GOAL OF THE EXERCISE
Return all lines where the word "panel" can be found.

* START *

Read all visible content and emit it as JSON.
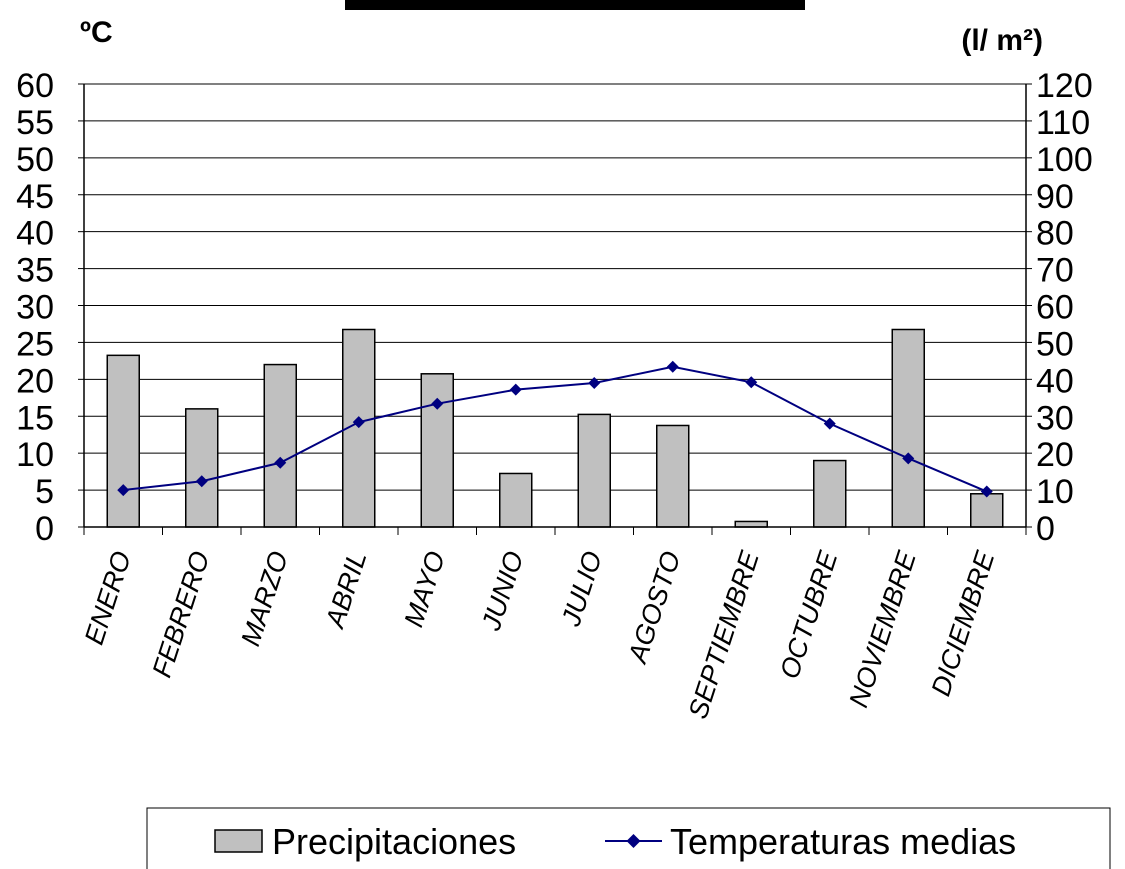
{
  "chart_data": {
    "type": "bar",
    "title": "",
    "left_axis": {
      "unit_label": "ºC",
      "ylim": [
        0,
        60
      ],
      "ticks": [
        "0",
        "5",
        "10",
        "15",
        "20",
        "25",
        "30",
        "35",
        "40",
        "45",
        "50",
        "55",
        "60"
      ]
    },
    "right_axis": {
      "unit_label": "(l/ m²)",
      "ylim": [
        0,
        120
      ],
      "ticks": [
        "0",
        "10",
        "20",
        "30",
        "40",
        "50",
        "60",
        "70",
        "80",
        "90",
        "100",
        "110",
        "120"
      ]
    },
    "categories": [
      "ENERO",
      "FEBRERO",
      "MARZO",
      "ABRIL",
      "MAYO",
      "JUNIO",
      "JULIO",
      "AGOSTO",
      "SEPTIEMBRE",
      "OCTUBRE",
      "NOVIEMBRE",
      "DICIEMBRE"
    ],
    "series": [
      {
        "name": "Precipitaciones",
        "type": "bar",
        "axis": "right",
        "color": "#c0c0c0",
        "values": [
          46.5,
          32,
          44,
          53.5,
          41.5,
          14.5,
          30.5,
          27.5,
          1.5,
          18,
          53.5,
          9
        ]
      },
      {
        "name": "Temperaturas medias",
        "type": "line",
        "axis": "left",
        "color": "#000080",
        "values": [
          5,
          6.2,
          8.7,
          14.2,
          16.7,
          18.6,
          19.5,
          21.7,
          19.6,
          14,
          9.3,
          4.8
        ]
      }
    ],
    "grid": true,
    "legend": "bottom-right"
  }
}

* END *
* START *

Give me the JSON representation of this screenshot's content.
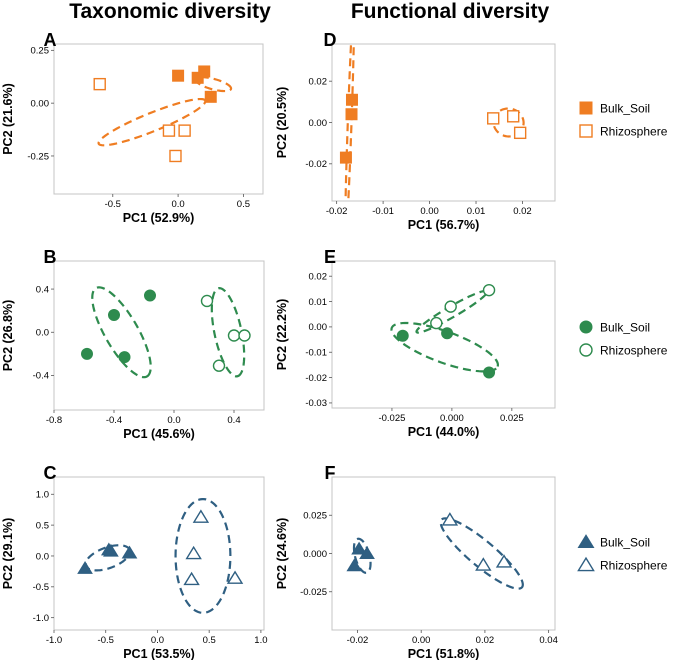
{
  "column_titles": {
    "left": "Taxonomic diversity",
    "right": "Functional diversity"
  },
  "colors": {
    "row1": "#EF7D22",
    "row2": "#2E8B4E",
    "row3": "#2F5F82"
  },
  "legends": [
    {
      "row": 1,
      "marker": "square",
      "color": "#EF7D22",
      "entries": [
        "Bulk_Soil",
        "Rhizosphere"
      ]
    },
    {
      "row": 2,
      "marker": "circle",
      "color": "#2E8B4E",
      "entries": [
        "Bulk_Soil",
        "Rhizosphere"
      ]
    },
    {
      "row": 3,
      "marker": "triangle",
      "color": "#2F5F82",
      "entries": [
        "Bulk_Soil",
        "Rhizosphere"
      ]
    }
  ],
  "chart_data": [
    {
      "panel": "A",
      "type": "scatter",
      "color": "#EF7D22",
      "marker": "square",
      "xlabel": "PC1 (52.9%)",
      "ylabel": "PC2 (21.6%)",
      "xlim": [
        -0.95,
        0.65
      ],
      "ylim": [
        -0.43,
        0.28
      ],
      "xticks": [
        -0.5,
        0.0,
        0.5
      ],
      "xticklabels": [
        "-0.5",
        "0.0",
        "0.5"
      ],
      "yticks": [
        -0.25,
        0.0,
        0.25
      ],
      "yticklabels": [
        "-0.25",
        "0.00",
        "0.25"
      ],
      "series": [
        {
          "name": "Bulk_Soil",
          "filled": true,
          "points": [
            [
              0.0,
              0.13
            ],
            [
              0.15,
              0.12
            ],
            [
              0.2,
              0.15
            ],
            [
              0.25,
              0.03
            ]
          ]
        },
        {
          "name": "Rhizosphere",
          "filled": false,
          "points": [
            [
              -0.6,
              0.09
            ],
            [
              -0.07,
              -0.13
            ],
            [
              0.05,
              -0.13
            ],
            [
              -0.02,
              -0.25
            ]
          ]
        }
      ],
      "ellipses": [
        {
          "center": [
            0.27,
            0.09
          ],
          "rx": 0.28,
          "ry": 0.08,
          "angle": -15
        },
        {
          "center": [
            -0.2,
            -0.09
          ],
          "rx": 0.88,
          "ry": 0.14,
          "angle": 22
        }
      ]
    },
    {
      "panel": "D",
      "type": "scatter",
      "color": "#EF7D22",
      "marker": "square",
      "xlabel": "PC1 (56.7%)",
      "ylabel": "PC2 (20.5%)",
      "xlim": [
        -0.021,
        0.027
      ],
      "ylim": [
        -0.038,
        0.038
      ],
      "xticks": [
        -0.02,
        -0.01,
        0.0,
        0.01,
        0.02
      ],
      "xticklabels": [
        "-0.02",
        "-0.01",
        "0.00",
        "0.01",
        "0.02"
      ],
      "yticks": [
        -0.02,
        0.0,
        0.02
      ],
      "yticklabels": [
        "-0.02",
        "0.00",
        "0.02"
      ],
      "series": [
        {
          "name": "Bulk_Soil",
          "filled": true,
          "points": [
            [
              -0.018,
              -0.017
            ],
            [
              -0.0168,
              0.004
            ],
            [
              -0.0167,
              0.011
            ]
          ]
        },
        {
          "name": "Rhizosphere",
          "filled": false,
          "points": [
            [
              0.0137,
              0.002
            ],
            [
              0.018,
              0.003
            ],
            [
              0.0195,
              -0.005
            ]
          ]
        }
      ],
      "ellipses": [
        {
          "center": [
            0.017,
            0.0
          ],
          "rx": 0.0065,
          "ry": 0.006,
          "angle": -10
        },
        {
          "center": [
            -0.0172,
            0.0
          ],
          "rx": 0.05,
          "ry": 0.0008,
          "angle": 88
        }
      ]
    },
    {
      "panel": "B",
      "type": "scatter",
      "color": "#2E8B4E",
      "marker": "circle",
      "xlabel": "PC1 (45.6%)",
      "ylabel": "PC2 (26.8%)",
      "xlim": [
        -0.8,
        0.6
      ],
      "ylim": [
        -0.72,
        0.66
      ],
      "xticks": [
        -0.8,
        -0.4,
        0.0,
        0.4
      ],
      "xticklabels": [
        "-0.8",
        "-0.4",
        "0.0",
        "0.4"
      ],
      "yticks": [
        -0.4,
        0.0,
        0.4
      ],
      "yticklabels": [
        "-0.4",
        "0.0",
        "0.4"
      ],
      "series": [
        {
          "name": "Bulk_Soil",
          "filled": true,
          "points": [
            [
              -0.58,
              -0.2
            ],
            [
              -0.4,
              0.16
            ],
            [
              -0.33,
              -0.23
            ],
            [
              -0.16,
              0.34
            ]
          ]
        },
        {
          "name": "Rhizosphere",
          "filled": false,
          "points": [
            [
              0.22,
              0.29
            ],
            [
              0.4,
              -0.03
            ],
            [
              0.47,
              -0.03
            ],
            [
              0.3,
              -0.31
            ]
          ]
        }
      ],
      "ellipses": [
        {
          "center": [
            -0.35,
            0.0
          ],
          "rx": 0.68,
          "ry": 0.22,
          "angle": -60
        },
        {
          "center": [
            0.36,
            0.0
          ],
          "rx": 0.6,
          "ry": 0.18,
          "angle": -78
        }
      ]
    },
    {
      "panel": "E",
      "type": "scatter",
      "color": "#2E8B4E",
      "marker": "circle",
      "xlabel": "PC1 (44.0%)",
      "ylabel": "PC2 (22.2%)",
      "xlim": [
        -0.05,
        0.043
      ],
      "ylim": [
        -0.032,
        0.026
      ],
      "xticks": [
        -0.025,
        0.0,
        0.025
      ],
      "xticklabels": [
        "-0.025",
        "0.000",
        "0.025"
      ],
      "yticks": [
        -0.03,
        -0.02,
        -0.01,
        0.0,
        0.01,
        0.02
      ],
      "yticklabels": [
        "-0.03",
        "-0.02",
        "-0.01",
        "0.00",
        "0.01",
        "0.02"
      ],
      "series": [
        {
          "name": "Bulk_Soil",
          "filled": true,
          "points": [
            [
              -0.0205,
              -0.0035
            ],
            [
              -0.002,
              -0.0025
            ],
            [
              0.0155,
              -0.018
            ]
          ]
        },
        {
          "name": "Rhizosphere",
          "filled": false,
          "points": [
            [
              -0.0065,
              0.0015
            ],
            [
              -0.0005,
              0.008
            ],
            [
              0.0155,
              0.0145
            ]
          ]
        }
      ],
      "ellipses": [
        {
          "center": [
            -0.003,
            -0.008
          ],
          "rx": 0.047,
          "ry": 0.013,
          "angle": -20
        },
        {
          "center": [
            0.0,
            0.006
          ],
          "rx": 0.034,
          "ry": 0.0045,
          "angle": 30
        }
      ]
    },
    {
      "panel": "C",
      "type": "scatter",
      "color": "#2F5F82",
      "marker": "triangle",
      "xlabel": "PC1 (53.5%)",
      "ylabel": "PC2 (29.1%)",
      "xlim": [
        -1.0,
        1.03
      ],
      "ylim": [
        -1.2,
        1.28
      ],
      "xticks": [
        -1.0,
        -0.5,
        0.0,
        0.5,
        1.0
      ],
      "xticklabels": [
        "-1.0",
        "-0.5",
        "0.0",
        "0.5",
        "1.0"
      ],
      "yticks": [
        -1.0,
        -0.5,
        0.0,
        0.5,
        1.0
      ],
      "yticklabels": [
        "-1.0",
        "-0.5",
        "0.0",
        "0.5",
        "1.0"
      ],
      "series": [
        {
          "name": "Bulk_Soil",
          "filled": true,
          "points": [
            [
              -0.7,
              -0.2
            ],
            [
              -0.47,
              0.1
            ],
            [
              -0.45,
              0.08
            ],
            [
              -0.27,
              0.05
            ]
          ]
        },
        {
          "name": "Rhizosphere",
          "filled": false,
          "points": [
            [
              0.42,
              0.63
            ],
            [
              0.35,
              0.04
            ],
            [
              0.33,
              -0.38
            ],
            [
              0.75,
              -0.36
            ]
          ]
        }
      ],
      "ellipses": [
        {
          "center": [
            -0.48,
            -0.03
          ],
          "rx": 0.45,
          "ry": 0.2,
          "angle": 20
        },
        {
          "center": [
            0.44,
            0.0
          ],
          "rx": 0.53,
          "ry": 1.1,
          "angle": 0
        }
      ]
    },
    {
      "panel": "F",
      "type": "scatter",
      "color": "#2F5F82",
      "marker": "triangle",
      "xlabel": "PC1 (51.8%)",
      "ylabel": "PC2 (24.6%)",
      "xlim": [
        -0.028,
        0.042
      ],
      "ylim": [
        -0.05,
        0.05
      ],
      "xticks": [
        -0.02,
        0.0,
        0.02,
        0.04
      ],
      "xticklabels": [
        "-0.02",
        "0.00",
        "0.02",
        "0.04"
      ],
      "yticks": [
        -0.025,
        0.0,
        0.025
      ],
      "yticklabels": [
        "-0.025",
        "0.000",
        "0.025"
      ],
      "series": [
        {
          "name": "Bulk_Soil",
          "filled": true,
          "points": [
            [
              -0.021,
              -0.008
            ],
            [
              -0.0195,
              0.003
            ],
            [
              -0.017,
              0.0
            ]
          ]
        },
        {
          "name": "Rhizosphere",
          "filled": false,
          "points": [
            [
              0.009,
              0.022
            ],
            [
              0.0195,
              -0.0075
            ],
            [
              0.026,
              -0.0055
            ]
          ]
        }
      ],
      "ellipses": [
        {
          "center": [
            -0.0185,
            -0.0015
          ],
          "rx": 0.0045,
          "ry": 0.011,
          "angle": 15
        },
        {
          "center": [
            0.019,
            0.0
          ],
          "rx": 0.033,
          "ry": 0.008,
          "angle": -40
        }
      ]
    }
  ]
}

* END *

WORKED ANSWER
      "panel": "A",
      "panel": "D",
      "panel": "B",
      "panel": "E",
      "panel": "C",
      "panel": "F",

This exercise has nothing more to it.